Here are some records; return them all exactly.

====================

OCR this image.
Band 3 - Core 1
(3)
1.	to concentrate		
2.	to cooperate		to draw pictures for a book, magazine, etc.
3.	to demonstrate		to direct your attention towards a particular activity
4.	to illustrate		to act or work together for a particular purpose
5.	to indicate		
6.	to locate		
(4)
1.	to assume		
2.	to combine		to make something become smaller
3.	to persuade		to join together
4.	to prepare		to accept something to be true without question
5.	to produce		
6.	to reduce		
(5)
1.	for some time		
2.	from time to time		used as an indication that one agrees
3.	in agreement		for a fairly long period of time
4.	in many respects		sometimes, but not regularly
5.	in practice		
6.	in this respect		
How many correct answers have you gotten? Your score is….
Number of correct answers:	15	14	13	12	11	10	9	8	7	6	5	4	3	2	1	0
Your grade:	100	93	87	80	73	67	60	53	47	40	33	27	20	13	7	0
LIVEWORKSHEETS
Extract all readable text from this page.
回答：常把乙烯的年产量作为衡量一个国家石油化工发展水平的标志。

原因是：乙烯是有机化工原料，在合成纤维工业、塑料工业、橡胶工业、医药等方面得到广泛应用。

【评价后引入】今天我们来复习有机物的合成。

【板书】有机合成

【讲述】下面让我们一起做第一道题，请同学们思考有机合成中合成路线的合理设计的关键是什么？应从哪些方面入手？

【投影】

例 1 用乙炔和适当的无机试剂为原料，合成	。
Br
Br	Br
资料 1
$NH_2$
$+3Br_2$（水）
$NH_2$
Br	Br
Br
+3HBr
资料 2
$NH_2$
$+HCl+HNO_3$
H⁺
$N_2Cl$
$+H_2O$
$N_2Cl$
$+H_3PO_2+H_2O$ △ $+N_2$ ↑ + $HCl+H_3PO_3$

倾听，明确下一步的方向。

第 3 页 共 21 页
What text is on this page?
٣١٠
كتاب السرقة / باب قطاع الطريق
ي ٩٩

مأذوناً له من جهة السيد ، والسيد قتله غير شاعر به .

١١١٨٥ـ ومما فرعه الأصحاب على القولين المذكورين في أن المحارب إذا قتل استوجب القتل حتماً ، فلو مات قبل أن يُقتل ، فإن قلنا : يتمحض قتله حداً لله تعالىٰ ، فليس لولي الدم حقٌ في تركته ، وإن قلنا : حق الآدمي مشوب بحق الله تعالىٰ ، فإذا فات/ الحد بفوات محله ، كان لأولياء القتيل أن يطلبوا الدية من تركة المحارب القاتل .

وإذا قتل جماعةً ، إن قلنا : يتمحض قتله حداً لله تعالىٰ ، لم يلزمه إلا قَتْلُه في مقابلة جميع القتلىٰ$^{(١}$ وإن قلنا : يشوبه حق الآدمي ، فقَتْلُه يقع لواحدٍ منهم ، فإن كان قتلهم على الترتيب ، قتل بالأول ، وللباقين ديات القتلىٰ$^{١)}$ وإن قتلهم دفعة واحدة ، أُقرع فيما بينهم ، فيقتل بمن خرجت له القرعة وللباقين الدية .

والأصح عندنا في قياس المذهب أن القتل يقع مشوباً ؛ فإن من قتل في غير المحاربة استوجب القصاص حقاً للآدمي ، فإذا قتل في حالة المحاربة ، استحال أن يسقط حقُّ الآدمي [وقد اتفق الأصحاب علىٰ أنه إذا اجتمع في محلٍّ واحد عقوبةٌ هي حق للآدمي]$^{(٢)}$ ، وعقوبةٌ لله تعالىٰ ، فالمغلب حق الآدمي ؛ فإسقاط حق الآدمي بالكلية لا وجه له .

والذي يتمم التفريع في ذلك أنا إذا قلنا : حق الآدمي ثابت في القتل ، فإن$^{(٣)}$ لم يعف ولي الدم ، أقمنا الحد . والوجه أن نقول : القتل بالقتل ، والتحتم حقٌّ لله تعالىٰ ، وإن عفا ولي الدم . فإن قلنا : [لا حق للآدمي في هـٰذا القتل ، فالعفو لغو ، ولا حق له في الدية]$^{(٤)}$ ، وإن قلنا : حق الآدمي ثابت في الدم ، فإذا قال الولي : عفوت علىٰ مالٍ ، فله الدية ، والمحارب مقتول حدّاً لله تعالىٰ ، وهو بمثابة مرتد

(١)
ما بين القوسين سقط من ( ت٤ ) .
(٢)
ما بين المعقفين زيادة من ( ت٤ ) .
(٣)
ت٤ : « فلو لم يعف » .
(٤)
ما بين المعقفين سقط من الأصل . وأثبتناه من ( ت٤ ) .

====================

FULL RESPONSE.
OCR this image.
Band 3 - Core 1
(3)
1.	to concentrate		
2.	to cooperate		to draw pictures for a book, magazine, etc.
3.	to demonstrate		to direct your attention towards a particular activity
4.	to illustrate		to act or work together for a particular purpose
5.	to indicate		
6.	to locate		
(4)
1.	to assume		
2.	to combine		to make something become smaller
3.	to persuade		to join together
4.	to prepare		to accept something to be true without question
5.	to produce		
6.	to reduce		
(5)
1.	for some time		
2.	from time to time		used as an indication that one agrees
3.	in agreement		for a fairly long period of time
4.	in many respects		sometimes, but not regularly
5.	in practice		
6.	in this respect		
How many correct answers have you gotten? Your score is….
Number of correct answers:	15	14	13	12	11	10	9	8	7	6	5	4	3	2	1	0
Your grade:	100	93	87	80	73	67	60	53	47	40	33	27	20	13	7	0
LIVEWORKSHEETS
Extract all readable text from this page.
回答：常把乙烯的年产量作为衡量一个国家石油化工发展水平的标志。

原因是：乙烯是有机化工原料，在合成纤维工业、塑料工业、橡胶工业、医药等方面得到广泛应用。

【评价后引入】今天我们来复习有机物的合成。

【板书】有机合成

【讲述】下面让我们一起做第一道题，请同学们思考有机合成中合成路线的合理设计的关键是什么？应从哪些方面入手？

【投影】

例 1 用乙炔和适当的无机试剂为原料，合成	。
Br
Br	Br
资料 1
$NH_2$
$+3Br_2$（水）
$NH_2$
Br	Br
Br
+3HBr
资料 2
$NH_2$
$+HCl+HNO_3$
H⁺
$N_2Cl$
$+H_2O$
$N_2Cl$
$+H_3PO_2+H_2O$ △ $+N_2$ ↑ + $HCl+H_3PO_3$

倾听，明确下一步的方向。

第 3 页 共 21 页
What text is on this page?
٣١٠
كتاب السرقة / باب قطاع الطريق
ي ٩٩

مأذوناً له من جهة السيد ، والسيد قتله غير شاعر به .

١١١٨٥ـ ومما فرعه الأصحاب على القولين المذكورين في أن المحارب إذا قتل استوجب القتل حتماً ، فلو مات قبل أن يُقتل ، فإن قلنا : يتمحض قتله حداً لله تعالىٰ ، فليس لولي الدم حقٌ في تركته ، وإن قلنا : حق الآدمي مشوب بحق الله تعالىٰ ، فإذا فات/ الحد بفوات محله ، كان لأولياء القتيل أن يطلبوا الدية من تركة المحارب القاتل .

وإذا قتل جماعةً ، إن قلنا : يتمحض قتله حداً لله تعالىٰ ، لم يلزمه إلا قَتْلُه في مقابلة جميع القتلىٰ$^{(١}$ وإن قلنا : يشوبه حق الآدمي ، فقَتْلُه يقع لواحدٍ منهم ، فإن كان قتلهم على الترتيب ، قتل بالأول ، وللباقين ديات القتلىٰ$^{١)}$ وإن قتلهم دفعة واحدة ، أُقرع فيما بينهم ، فيقتل بمن خرجت له القرعة وللباقين الدية .

والأصح عندنا في قياس المذهب أن القتل يقع مشوباً ؛ فإن من قتل في غير المحاربة استوجب القصاص حقاً للآدمي ، فإذا قتل في حالة المحاربة ، استحال أن يسقط حقُّ الآدمي [وقد اتفق الأصحاب علىٰ أنه إذا اجتمع في محلٍّ واحد عقوبةٌ هي حق للآدمي]$^{(٢)}$ ، وعقوبةٌ لله تعالىٰ ، فالمغلب حق الآدمي ؛ فإسقاط حق الآدمي بالكلية لا وجه له .

والذي يتمم التفريع في ذلك أنا إذا قلنا : حق الآدمي ثابت في القتل ، فإن$^{(٣)}$ لم يعف ولي الدم ، أقمنا الحد . والوجه أن نقول : القتل بالقتل ، والتحتم حقٌّ لله تعالىٰ ، وإن عفا ولي الدم . فإن قلنا : [لا حق للآدمي في هـٰذا القتل ، فالعفو لغو ، ولا حق له في الدية]$^{(٤)}$ ، وإن قلنا : حق الآدمي ثابت في الدم ، فإذا قال الولي : عفوت علىٰ مالٍ ، فله الدية ، والمحارب مقتول حدّاً لله تعالىٰ ، وهو بمثابة مرتد

(١)
ما بين القوسين سقط من ( ت٤ ) .
(٢)
ما بين المعقفين زيادة من ( ت٤ ) .
(٣)
ت٤ : « فلو لم يعف » .
(٤)
ما بين المعقفين سقط من الأصل . وأثبتناه من ( ت٤ ) .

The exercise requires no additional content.